--- Start of RECORD EXTRACTS ---

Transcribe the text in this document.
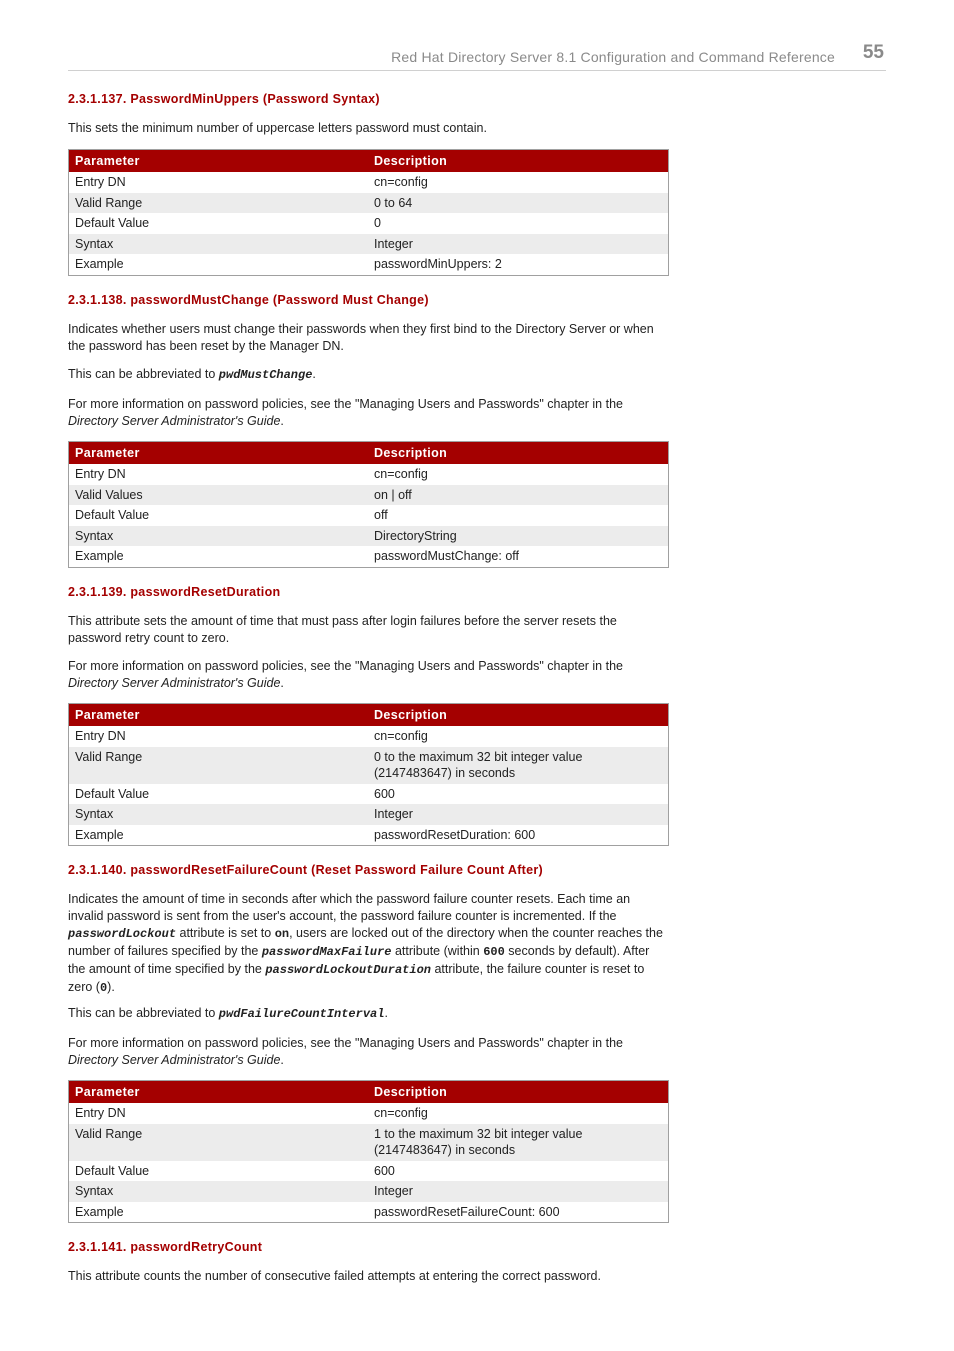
Red Hat Directory Server 8.1 Configuration and Command Reference 55
2.3.1.137. PasswordMinUppers (Password Syntax)

This sets the minimum number of uppercase letters password must contain.

Parameter	Description
Entry DN	cn=config
Valid Range	0 to 64
Default Value	0
Syntax	Integer
Example	passwordMinUppers: 2
2.3.1.138. passwordMustChange (Password Must Change)

Indicates whether users must change their passwords when they first bind to the Directory Server or when the password has been reset by the Manager DN.

This can be abbreviated to pwdMustChange.

For more information on password policies, see the "Managing Users and Passwords" chapter in the Directory Server Administrator's Guide.

Parameter	Description
Entry DN	cn=config
Valid Values	on | off
Default Value	off
Syntax	DirectoryString
Example	passwordMustChange: off
2.3.1.139. passwordResetDuration

This attribute sets the amount of time that must pass after login failures before the server resets the password retry count to zero.

For more information on password policies, see the "Managing Users and Passwords" chapter in the Directory Server Administrator's Guide.

Parameter	Description
Entry DN	cn=config
Valid Range	0 to the maximum 32 bit integer value (2147483647) in seconds
Default Value	600
Syntax	Integer
Example	passwordResetDuration: 600
2.3.1.140. passwordResetFailureCount (Reset Password Failure Count After)

Indicates the amount of time in seconds after which the password failure counter resets. Each time an invalid password is sent from the user's account, the password failure counter is incremented. If the passwordLockout attribute is set to on, users are locked out of the directory when the counter reaches the number of failures specified by the passwordMaxFailure attribute (within 600 seconds by default). After the amount of time specified by the passwordLockoutDuration attribute, the failure counter is reset to zero (0).

This can be abbreviated to pwdFailureCountInterval.

For more information on password policies, see the "Managing Users and Passwords" chapter in the Directory Server Administrator's Guide.

Parameter	Description
Entry DN	cn=config
Valid Range	1 to the maximum 32 bit integer value (2147483647) in seconds
Default Value	600
Syntax	Integer
Example	passwordResetFailureCount: 600
2.3.1.141. passwordRetryCount

This attribute counts the number of consecutive failed attempts at entering the correct password.
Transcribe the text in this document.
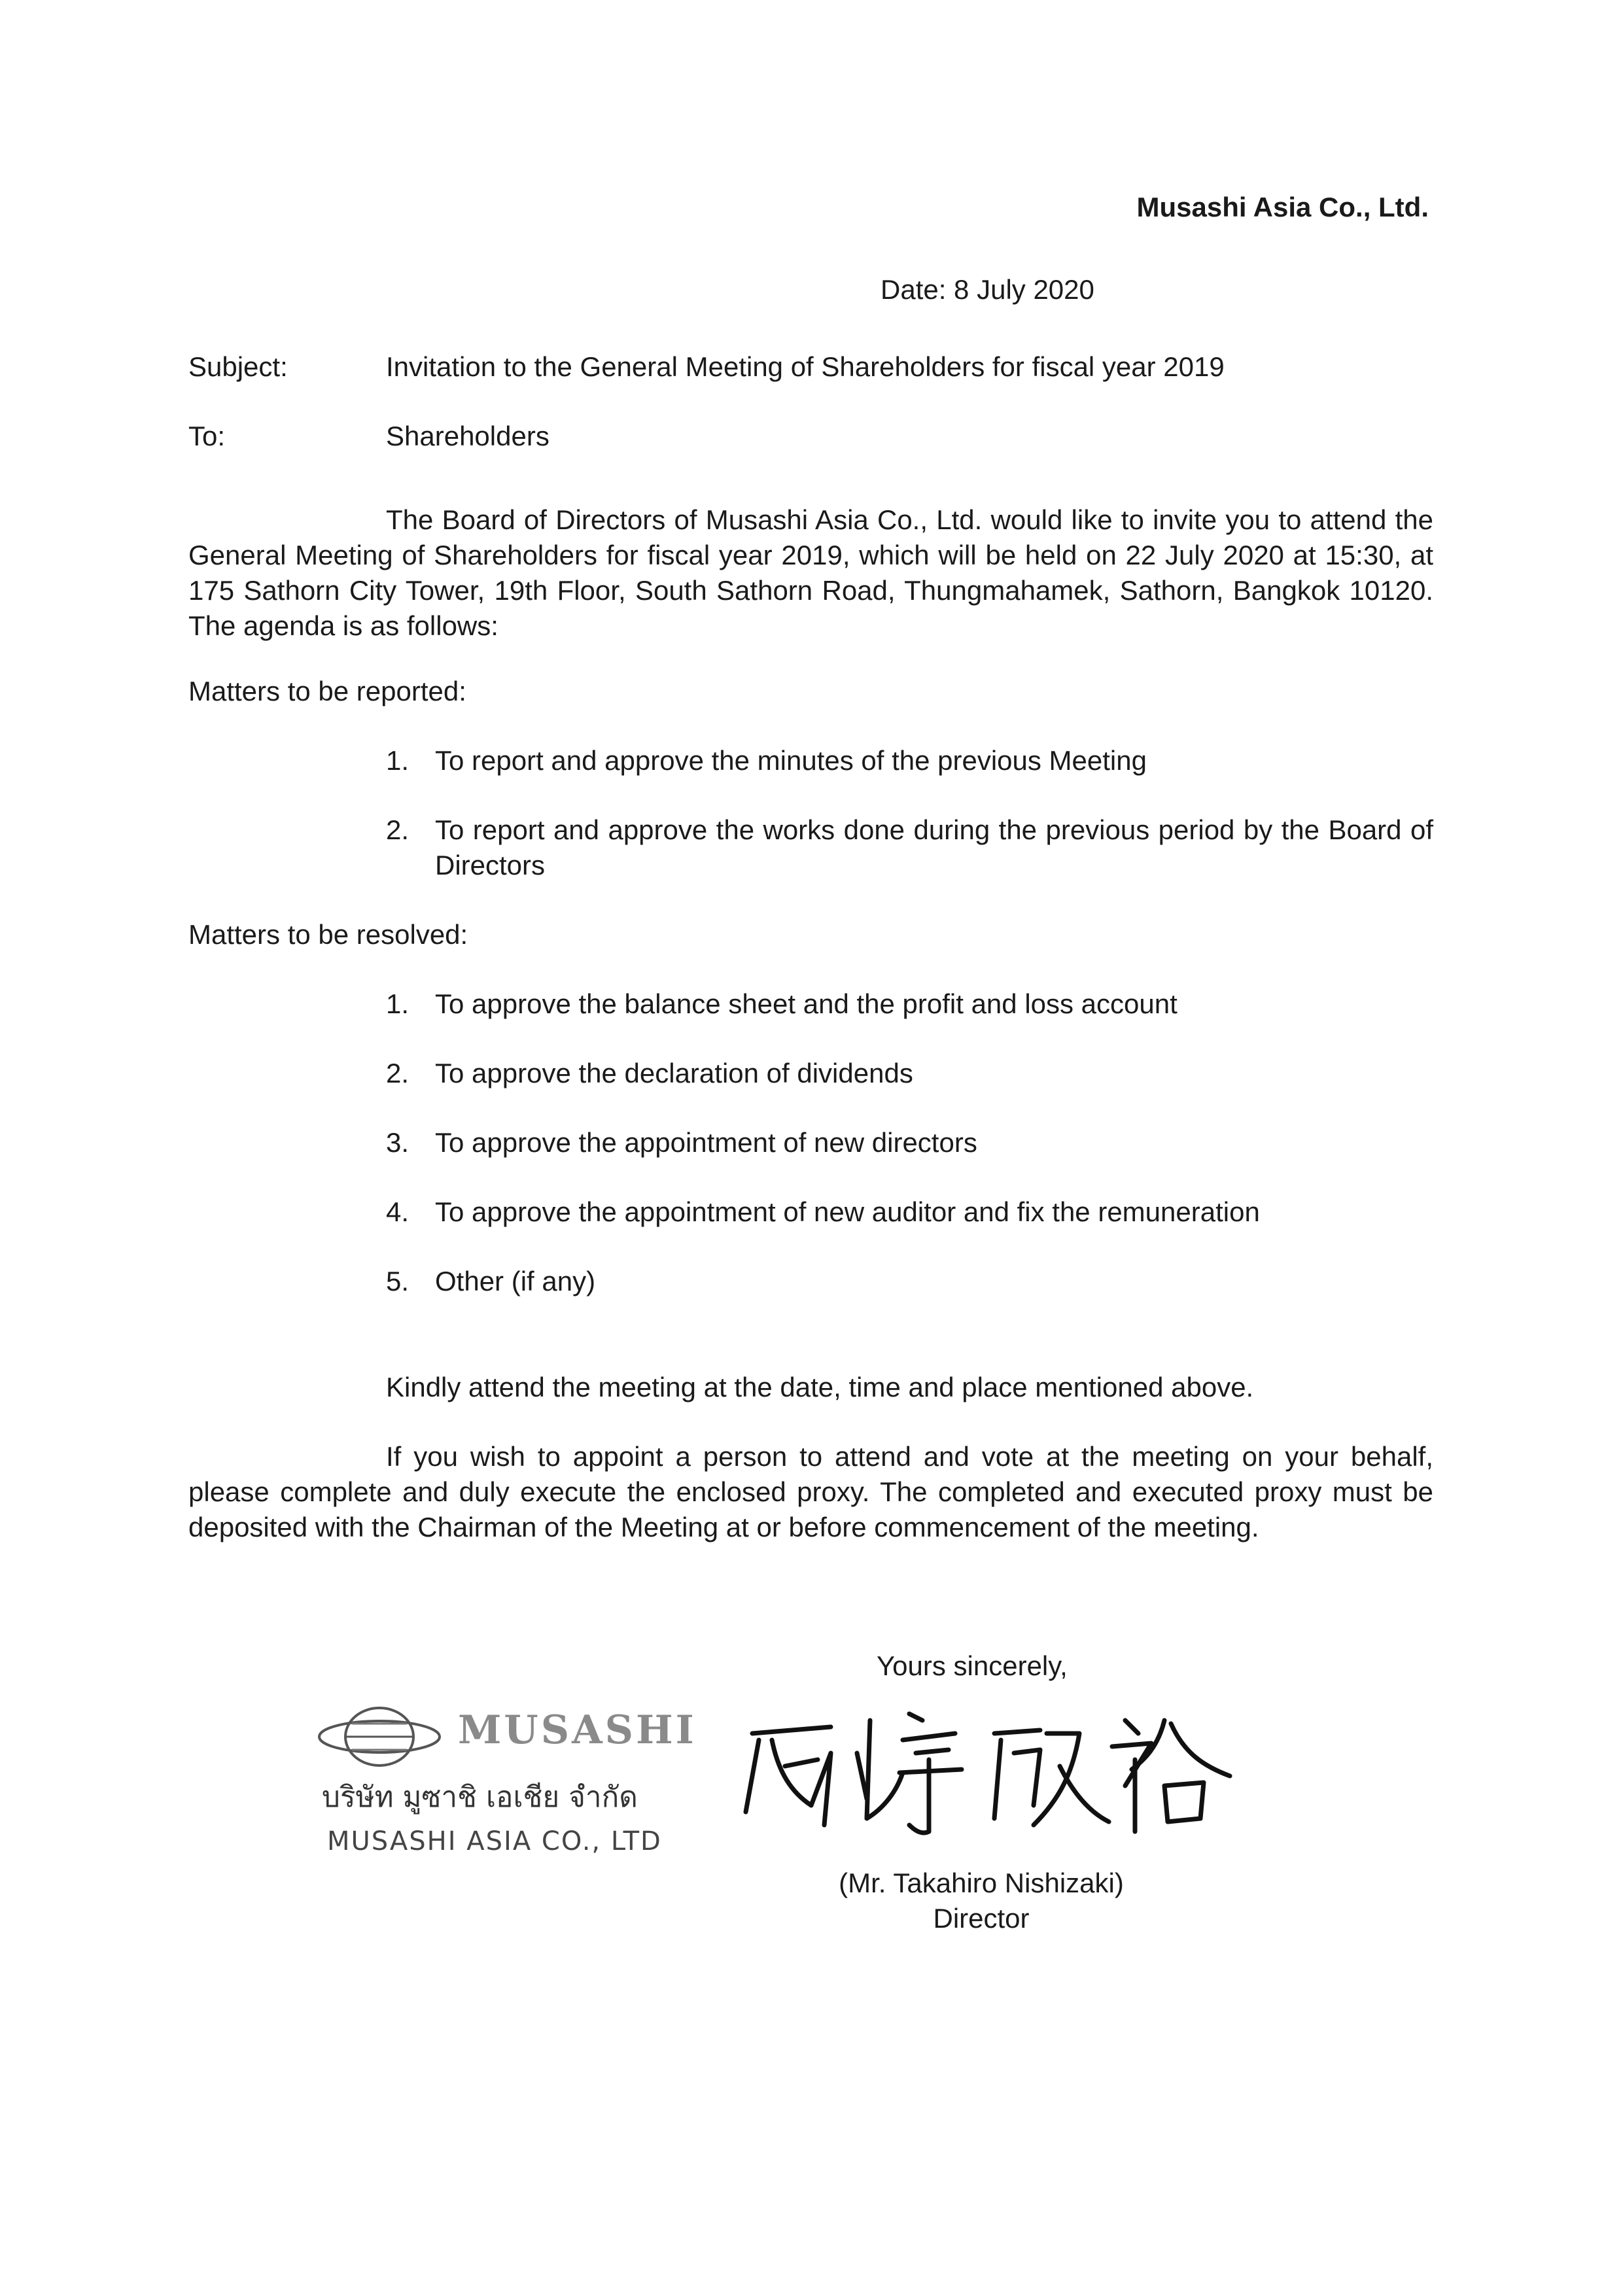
Musashi Asia Co., Ltd.
Date: 8 July 2020
Subject:	Invitation to the General Meeting of Shareholders for fiscal year 2019
To:	Shareholders
The Board of Directors of Musashi Asia Co., Ltd. would like to invite you to attend the General Meeting of Shareholders for fiscal year 2019, which will be held on 22 July 2020 at 15:30, at 175 Sathorn City Tower, 19th Floor, South Sathorn Road, Thungmahamek, Sathorn, Bangkok 10120. The agenda is as follows:
Matters to be reported:
1. To report and approve the minutes of the previous Meeting
2. To report and approve the works done during the previous period by the Board of Directors
Matters to be resolved:
1. To approve the balance sheet and the profit and loss account
2. To approve the declaration of dividends
3. To approve the appointment of new directors
4. To approve the appointment of new auditor and fix the remuneration
5. Other (if any)
Kindly attend the meeting at the date, time and place mentioned above.
If you wish to appoint a person to attend and vote at the meeting on your behalf, please complete and duly execute the enclosed proxy. The completed and executed proxy must be deposited with the Chairman of the Meeting at or before commencement of the meeting.
Yours sincerely,
MUSASHI
บริษัท มูซาชิ เอเชีย จำกัด
MUSASHI ASIA CO., LTD
(Mr. Takahiro Nishizaki)
Director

--- End of RECORD EXTRACTS ---

**PROBLEM DETAILS**
Retype all of the entries exactly as written, leaving out any images.

**RESPONSE TO THE TASK**
Transcribe the text in this document.
Red Hat Directory Server 8.1 Configuration and Command Reference 55
2.3.1.137. PasswordMinUppers (Password Syntax)

This sets the minimum number of uppercase letters password must contain.

Parameter	Description
Entry DN	cn=config
Valid Range	0 to 64
Default Value	0
Syntax	Integer
Example	passwordMinUppers: 2
2.3.1.138. passwordMustChange (Password Must Change)

Indicates whether users must change their passwords when they first bind to the Directory Server or when the password has been reset by the Manager DN.

This can be abbreviated to pwdMustChange.

For more information on password policies, see the "Managing Users and Passwords" chapter in the Directory Server Administrator's Guide.

Parameter	Description
Entry DN	cn=config
Valid Values	on | off
Default Value	off
Syntax	DirectoryString
Example	passwordMustChange: off
2.3.1.139. passwordResetDuration

This attribute sets the amount of time that must pass after login failures before the server resets the password retry count to zero.

For more information on password policies, see the "Managing Users and Passwords" chapter in the Directory Server Administrator's Guide.

Parameter	Description
Entry DN	cn=config
Valid Range	0 to the maximum 32 bit integer value (2147483647) in seconds
Default Value	600
Syntax	Integer
Example	passwordResetDuration: 600
2.3.1.140. passwordResetFailureCount (Reset Password Failure Count After)

Indicates the amount of time in seconds after which the password failure counter resets. Each time an invalid password is sent from the user's account, the password failure counter is incremented. If the passwordLockout attribute is set to on, users are locked out of the directory when the counter reaches the number of failures specified by the passwordMaxFailure attribute (within 600 seconds by default). After the amount of time specified by the passwordLockoutDuration attribute, the failure counter is reset to zero (0).

This can be abbreviated to pwdFailureCountInterval.

For more information on password policies, see the "Managing Users and Passwords" chapter in the Directory Server Administrator's Guide.

Parameter	Description
Entry DN	cn=config
Valid Range	1 to the maximum 32 bit integer value (2147483647) in seconds
Default Value	600
Syntax	Integer
Example	passwordResetFailureCount: 600
2.3.1.141. passwordRetryCount

This attribute counts the number of consecutive failed attempts at entering the correct password.
Transcribe the text in this document.
Musashi Asia Co., Ltd.
Date: 8 July 2020
Subject:	Invitation to the General Meeting of Shareholders for fiscal year 2019
To:	Shareholders
The Board of Directors of Musashi Asia Co., Ltd. would like to invite you to attend the General Meeting of Shareholders for fiscal year 2019, which will be held on 22 July 2020 at 15:30, at 175 Sathorn City Tower, 19th Floor, South Sathorn Road, Thungmahamek, Sathorn, Bangkok 10120. The agenda is as follows:
Matters to be reported:
1. To report and approve the minutes of the previous Meeting
2. To report and approve the works done during the previous period by the Board of Directors
Matters to be resolved:
1. To approve the balance sheet and the profit and loss account
2. To approve the declaration of dividends
3. To approve the appointment of new directors
4. To approve the appointment of new auditor and fix the remuneration
5. Other (if any)
Kindly attend the meeting at the date, time and place mentioned above.
If you wish to appoint a person to attend and vote at the meeting on your behalf, please complete and duly execute the enclosed proxy. The completed and executed proxy must be deposited with the Chairman of the Meeting at or before commencement of the meeting.
Yours sincerely,
MUSASHI
บริษัท มูซาชิ เอเชีย จำกัด
MUSASHI ASIA CO., LTD
(Mr. Takahiro Nishizaki)
Director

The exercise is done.